### Instructions for the task
Please state how many lines in the records contain the string "name", with no words besides the number.

* Begin Material to process *

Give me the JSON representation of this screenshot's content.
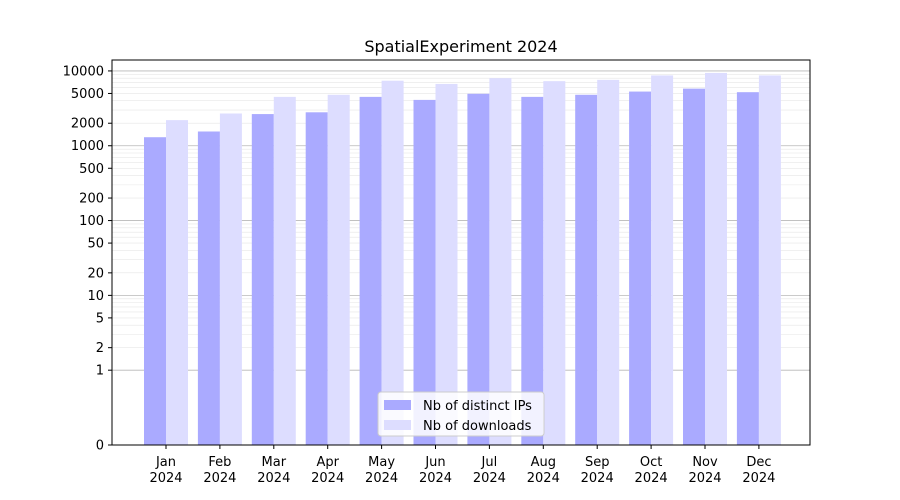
{
  "chart_data": {
    "type": "bar",
    "title": "SpatialExperiment 2024",
    "xlabel": "",
    "ylabel": "",
    "y_scale": "symlog",
    "categories": [
      {
        "month": "Jan",
        "year": "2024"
      },
      {
        "month": "Feb",
        "year": "2024"
      },
      {
        "month": "Mar",
        "year": "2024"
      },
      {
        "month": "Apr",
        "year": "2024"
      },
      {
        "month": "May",
        "year": "2024"
      },
      {
        "month": "Jun",
        "year": "2024"
      },
      {
        "month": "Jul",
        "year": "2024"
      },
      {
        "month": "Aug",
        "year": "2024"
      },
      {
        "month": "Sep",
        "year": "2024"
      },
      {
        "month": "Oct",
        "year": "2024"
      },
      {
        "month": "Nov",
        "year": "2024"
      },
      {
        "month": "Dec",
        "year": "2024"
      }
    ],
    "series": [
      {
        "name": "Nb of distinct IPs",
        "color": "#aaaaff",
        "values": [
          1300,
          1550,
          2650,
          2800,
          4500,
          4100,
          4950,
          4500,
          4800,
          5300,
          5800,
          5200
        ]
      },
      {
        "name": "Nb of downloads",
        "color": "#ddddff",
        "values": [
          2200,
          2700,
          4500,
          4800,
          7400,
          6700,
          8000,
          7300,
          7600,
          8700,
          9400,
          8700
        ]
      }
    ],
    "yticks": [
      0,
      1,
      2,
      5,
      10,
      20,
      50,
      100,
      200,
      500,
      1000,
      2000,
      5000,
      10000
    ],
    "ylim": [
      0,
      14000
    ],
    "grid": true,
    "legend": "bottom-center"
  }
}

* End Material to process *

### Written reply
2